> [Written exercise] For the data below, work out how many lines include the string "from" and report only the number.
** begin Data for processing **
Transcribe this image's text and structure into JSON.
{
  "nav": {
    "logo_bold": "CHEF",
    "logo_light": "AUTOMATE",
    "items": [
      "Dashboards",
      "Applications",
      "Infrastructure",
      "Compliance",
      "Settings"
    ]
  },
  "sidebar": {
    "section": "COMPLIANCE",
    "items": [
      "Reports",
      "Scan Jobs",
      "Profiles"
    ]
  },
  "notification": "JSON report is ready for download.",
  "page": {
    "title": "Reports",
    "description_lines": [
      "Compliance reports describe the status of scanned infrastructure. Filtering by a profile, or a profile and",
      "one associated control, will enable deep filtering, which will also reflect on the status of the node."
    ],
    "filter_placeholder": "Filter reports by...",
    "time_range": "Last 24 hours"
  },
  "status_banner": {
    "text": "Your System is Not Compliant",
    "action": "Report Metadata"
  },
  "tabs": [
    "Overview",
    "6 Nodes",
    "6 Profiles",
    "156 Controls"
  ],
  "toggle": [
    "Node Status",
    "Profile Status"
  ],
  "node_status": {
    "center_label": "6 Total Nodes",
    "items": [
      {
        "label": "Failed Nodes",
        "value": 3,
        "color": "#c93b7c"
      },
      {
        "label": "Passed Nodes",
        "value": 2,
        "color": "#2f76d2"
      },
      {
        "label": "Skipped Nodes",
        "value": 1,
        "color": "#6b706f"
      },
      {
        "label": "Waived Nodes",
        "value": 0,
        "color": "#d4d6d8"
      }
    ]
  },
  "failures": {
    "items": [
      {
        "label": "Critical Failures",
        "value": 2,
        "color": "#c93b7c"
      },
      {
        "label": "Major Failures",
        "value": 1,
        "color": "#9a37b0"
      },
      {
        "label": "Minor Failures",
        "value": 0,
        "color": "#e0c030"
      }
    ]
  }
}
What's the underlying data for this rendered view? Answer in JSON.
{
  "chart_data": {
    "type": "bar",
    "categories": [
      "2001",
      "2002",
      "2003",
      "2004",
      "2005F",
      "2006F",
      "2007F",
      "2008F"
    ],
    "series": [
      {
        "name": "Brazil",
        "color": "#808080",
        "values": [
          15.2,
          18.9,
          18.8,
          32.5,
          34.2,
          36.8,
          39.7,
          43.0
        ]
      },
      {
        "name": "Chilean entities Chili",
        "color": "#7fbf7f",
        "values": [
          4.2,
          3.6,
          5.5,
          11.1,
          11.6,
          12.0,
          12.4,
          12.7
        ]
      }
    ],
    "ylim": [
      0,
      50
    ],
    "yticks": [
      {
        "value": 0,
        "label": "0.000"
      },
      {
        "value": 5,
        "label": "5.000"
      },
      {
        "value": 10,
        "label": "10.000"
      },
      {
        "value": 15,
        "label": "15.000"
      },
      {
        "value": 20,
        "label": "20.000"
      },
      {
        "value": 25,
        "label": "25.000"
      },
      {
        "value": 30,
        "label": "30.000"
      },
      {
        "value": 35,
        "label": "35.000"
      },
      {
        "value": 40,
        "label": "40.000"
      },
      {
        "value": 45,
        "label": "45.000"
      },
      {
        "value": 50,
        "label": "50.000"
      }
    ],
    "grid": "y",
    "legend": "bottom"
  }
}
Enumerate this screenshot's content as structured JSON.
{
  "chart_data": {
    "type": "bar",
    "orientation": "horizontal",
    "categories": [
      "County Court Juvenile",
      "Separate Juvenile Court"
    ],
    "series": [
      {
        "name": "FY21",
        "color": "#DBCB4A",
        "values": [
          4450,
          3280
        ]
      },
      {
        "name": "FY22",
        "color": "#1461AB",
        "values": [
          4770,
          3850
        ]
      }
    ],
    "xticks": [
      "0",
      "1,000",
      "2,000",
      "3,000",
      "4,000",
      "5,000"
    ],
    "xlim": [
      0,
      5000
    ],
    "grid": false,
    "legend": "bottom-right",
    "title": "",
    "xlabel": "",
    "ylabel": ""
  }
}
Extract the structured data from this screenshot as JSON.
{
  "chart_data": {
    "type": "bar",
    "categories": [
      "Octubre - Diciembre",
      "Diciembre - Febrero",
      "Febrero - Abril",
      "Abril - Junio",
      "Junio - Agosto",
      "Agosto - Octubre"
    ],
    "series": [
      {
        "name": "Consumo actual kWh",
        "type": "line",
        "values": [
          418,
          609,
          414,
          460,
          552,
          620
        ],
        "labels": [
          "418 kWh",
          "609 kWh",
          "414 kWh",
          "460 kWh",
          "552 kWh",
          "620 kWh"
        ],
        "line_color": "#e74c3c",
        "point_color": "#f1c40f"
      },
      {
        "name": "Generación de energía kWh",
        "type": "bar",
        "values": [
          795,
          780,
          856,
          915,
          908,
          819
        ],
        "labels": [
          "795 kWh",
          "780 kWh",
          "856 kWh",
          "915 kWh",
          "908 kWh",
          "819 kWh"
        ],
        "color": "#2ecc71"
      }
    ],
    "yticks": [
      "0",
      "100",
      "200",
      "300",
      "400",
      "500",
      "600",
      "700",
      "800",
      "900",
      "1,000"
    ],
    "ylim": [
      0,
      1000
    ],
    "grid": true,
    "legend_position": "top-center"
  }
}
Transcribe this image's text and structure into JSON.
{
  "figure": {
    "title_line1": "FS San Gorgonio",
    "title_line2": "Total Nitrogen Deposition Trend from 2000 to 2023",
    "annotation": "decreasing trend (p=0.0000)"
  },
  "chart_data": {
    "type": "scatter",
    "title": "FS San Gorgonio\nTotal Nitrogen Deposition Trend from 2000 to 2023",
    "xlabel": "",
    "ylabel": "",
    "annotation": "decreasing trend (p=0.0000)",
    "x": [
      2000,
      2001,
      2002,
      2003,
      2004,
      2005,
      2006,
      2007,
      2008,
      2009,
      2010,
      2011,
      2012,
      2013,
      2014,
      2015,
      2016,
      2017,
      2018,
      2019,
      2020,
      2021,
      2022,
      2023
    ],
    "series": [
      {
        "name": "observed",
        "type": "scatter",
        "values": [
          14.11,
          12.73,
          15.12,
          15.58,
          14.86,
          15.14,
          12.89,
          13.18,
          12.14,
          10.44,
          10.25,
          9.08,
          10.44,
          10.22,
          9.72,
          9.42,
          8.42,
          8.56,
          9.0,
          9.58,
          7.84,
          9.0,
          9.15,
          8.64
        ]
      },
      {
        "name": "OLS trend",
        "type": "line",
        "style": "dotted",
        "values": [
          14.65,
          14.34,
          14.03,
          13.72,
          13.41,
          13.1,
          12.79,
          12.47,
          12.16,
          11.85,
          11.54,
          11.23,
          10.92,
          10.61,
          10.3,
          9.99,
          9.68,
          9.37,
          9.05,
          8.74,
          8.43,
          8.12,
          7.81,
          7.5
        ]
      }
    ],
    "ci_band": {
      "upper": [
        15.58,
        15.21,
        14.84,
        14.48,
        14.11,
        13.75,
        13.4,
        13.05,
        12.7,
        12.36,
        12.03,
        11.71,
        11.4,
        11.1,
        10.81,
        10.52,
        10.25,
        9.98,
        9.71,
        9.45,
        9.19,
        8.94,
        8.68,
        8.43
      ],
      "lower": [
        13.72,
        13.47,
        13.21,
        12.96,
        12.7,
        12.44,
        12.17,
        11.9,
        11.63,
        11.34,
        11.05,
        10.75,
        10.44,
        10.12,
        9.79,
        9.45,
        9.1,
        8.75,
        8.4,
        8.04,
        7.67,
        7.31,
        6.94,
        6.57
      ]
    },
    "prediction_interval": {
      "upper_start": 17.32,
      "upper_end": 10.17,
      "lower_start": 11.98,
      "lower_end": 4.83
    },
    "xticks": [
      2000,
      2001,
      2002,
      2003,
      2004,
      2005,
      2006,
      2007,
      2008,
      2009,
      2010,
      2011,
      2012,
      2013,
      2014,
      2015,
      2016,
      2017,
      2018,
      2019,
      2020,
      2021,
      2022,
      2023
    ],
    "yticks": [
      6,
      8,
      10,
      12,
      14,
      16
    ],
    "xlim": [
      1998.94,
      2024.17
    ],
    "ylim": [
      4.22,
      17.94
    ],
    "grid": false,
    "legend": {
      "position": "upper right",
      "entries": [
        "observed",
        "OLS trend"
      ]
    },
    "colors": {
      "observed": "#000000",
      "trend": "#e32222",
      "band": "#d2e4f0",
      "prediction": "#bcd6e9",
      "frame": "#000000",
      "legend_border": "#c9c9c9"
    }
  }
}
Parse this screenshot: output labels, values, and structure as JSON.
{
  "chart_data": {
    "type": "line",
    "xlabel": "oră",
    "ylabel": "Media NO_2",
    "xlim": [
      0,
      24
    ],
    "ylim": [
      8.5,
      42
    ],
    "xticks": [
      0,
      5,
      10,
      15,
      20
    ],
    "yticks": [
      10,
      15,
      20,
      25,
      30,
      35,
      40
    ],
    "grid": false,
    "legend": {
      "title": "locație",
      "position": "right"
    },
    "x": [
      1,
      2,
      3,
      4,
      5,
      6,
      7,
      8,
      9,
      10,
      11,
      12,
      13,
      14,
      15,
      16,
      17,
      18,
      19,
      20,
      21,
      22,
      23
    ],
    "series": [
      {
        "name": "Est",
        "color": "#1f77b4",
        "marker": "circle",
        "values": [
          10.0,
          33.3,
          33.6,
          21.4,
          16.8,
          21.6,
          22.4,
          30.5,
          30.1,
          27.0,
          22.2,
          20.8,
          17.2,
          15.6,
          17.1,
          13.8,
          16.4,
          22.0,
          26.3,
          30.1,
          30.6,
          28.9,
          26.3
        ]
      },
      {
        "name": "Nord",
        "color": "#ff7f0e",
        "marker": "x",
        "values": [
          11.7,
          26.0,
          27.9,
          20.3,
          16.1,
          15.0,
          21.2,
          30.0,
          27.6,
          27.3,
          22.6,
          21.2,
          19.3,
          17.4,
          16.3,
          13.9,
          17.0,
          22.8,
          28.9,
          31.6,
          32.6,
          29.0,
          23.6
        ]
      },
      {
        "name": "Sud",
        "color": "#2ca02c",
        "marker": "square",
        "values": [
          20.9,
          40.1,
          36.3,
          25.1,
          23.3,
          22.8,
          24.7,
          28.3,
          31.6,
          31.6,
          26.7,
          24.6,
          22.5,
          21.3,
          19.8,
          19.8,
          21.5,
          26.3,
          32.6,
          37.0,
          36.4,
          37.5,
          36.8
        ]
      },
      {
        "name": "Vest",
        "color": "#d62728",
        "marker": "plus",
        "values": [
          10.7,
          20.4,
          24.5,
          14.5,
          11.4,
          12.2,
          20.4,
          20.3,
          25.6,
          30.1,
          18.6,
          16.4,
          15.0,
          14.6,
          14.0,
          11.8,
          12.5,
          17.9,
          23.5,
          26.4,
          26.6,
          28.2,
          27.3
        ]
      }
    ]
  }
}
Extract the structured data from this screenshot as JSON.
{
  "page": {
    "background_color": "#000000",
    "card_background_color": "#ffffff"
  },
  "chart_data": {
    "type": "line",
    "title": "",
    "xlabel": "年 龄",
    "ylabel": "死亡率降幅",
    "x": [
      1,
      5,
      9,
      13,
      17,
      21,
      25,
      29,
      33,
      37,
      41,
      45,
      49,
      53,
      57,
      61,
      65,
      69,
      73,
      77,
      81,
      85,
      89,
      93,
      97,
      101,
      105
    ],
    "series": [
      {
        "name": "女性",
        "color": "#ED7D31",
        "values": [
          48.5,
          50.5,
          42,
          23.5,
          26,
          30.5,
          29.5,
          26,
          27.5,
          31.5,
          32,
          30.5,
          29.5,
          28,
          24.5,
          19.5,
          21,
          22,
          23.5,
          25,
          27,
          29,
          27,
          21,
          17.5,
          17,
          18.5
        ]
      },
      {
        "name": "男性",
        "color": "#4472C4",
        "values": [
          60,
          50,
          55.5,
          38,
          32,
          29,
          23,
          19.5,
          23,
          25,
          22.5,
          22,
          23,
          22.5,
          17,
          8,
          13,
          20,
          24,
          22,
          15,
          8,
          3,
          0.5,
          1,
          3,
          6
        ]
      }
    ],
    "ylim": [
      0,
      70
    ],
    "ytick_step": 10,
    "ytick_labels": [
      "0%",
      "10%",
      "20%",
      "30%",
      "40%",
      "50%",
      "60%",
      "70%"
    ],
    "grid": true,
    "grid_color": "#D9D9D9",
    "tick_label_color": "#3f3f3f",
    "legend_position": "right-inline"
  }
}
** end Data for processing **
> [Output for this task] 4